Instructions for the task: Extract the stretch of lines that starts at the line with "Extract the structured" and ends at the last line of the data below. Give it exactly, without pictures.

Collected data entries
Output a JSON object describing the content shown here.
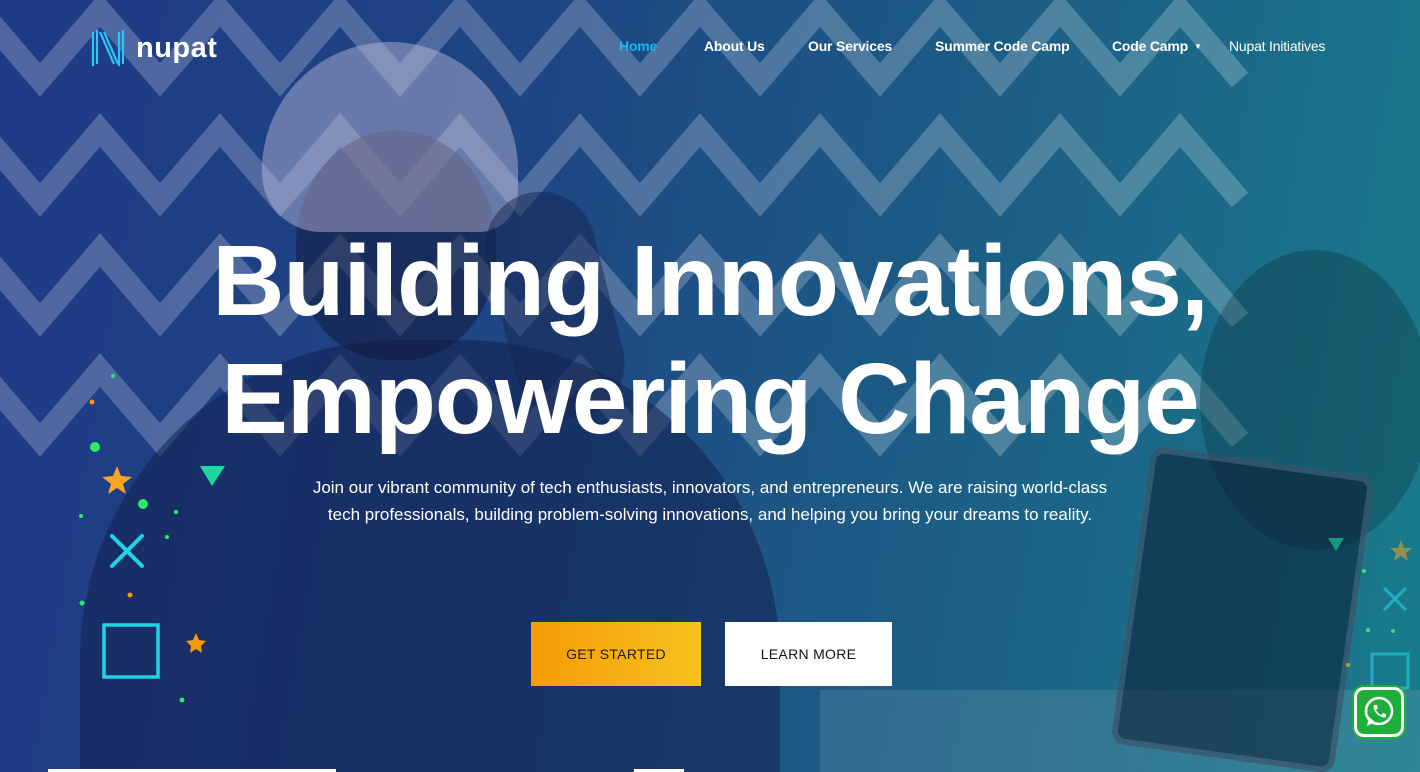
{
  "brand": {
    "name": "nupat",
    "logo_icon": "nupat-n-logo-icon"
  },
  "nav": {
    "items": [
      {
        "label": "Home",
        "active": true
      },
      {
        "label": "About Us",
        "active": false
      },
      {
        "label": "Our Services",
        "active": false
      },
      {
        "label": "Summer Code Camp",
        "active": false
      },
      {
        "label": "Code Camp",
        "active": false,
        "has_dropdown": true
      },
      {
        "label": "Nupat Initiatives",
        "active": false
      }
    ]
  },
  "hero": {
    "headline_line1": "Building Innovations,",
    "headline_line2": "Empowering Change",
    "subtext_line1": "Join our vibrant community of tech enthusiasts, innovators, and entrepreneurs. We are raising world-class",
    "subtext_line2": "tech professionals, building problem-solving innovations, and helping you bring your dreams to reality.",
    "primary_button": "GET STARTED",
    "secondary_button": "LEARN MORE"
  },
  "floating": {
    "chat_icon": "whatsapp-icon"
  },
  "colors": {
    "accent_blue": "#18b8f0",
    "button_orange": "#f59b06",
    "button_yellow": "#f6c21c",
    "whatsapp_green": "#1faf38",
    "deco_cyan": "#22d3e6",
    "deco_green": "#2ee86a"
  }
}
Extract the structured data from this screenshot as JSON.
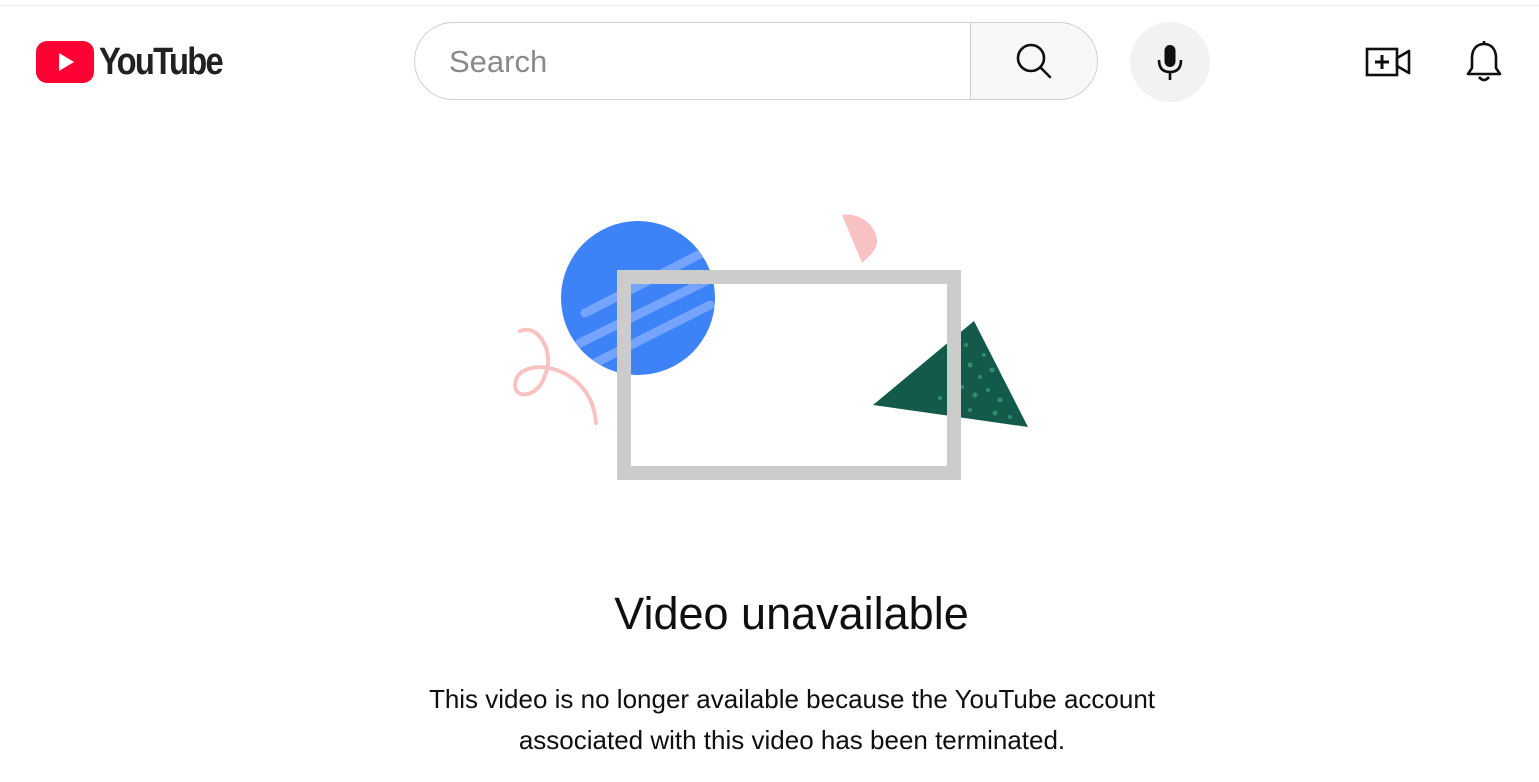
{
  "header": {
    "logo_text": "YouTube",
    "search": {
      "placeholder": "Search",
      "value": ""
    },
    "icons": {
      "search": "search-icon",
      "mic": "microphone-icon",
      "create": "video-plus-icon",
      "notifications": "bell-icon"
    }
  },
  "error": {
    "title": "Video unavailable",
    "message": "This video is no longer available because the YouTube account associated with this video has been terminated."
  },
  "colors": {
    "brand_red": "#ff0033",
    "circle_blue": "#3d82f7",
    "triangle_green": "#145a4a",
    "accent_pink": "#f8c2c2",
    "frame_gray": "#cccccc"
  }
}
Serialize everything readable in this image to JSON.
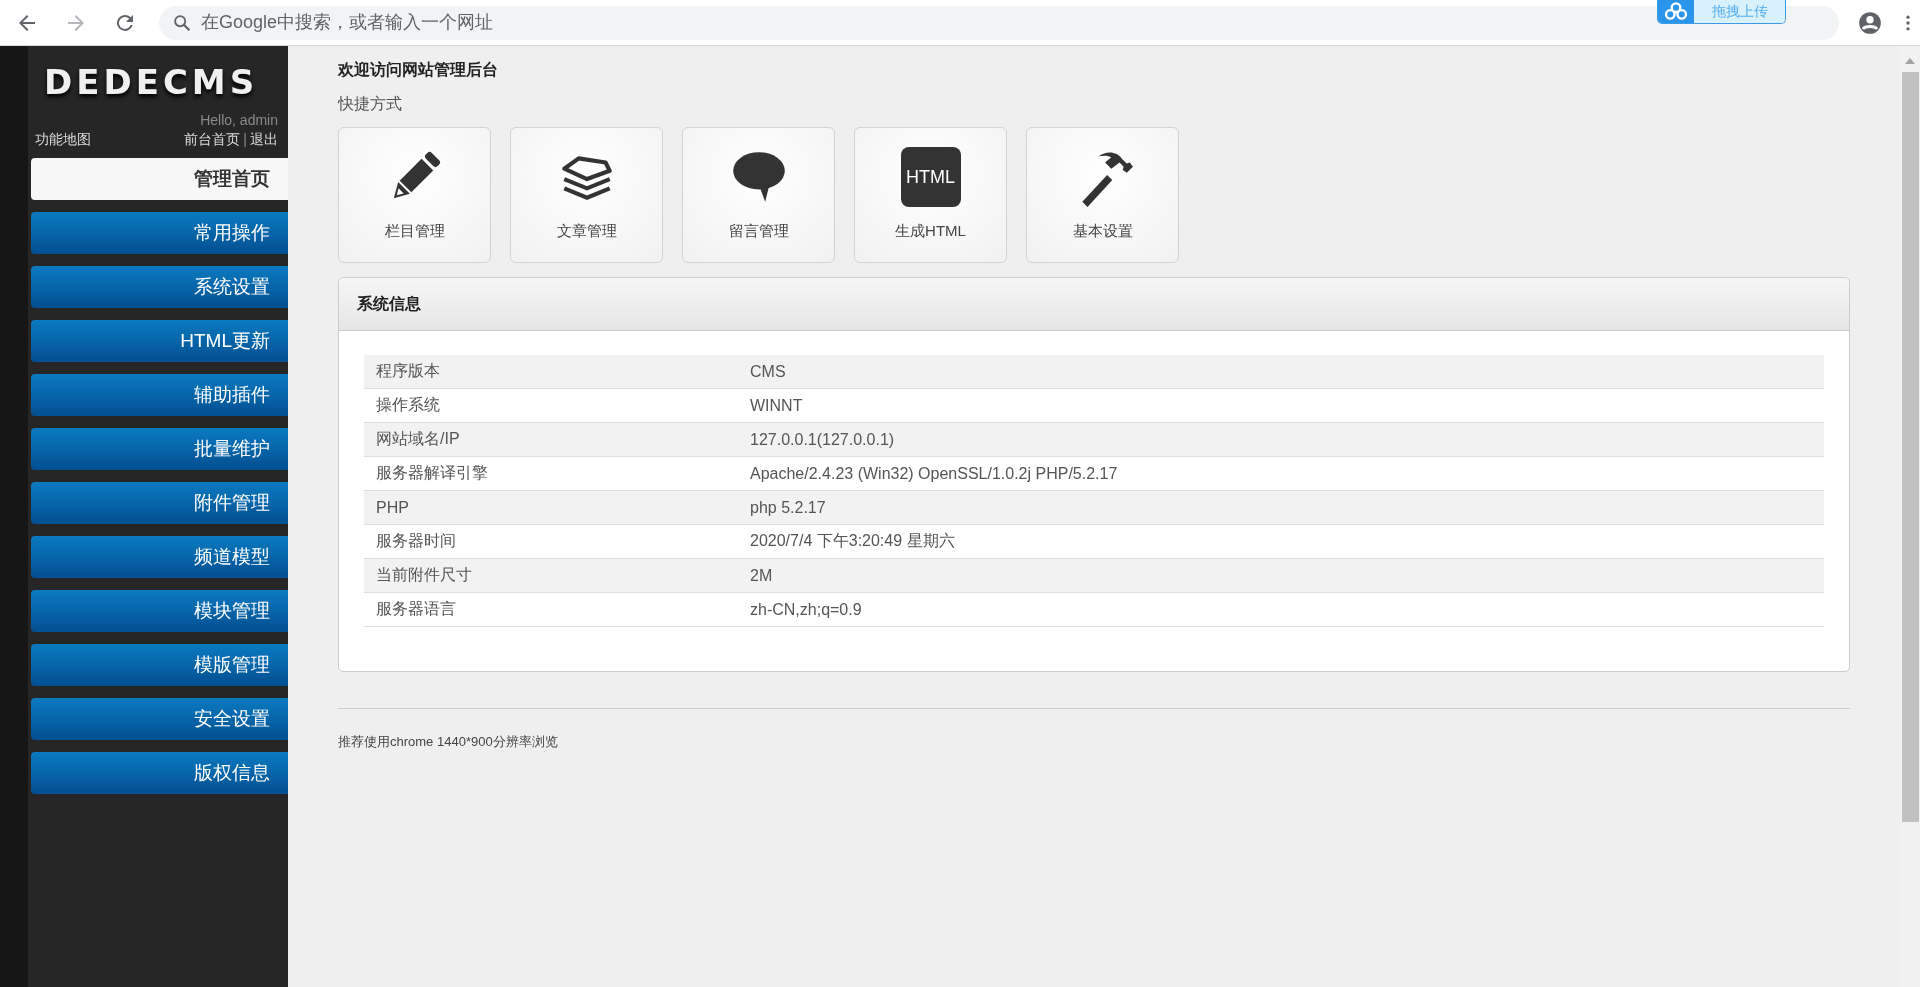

Problem solution:
Extract the structured data from this screenshot as JSON.
{
  "header": {
    "logo_text": "YouTube",
    "search": {
      "placeholder": "Search",
      "value": ""
    },
    "icons": {
      "search": "search-icon",
      "mic": "microphone-icon",
      "create": "video-plus-icon",
      "notifications": "bell-icon"
    }
  },
  "error": {
    "title": "Video unavailable",
    "message": "This video is no longer available because the YouTube account associated with this video has been terminated."
  },
  "colors": {
    "brand_red": "#ff0033",
    "circle_blue": "#3d82f7",
    "triangle_green": "#145a4a",
    "accent_pink": "#f8c2c2",
    "frame_gray": "#cccccc"
  }
}
Serialize everything readable in this image to JSON.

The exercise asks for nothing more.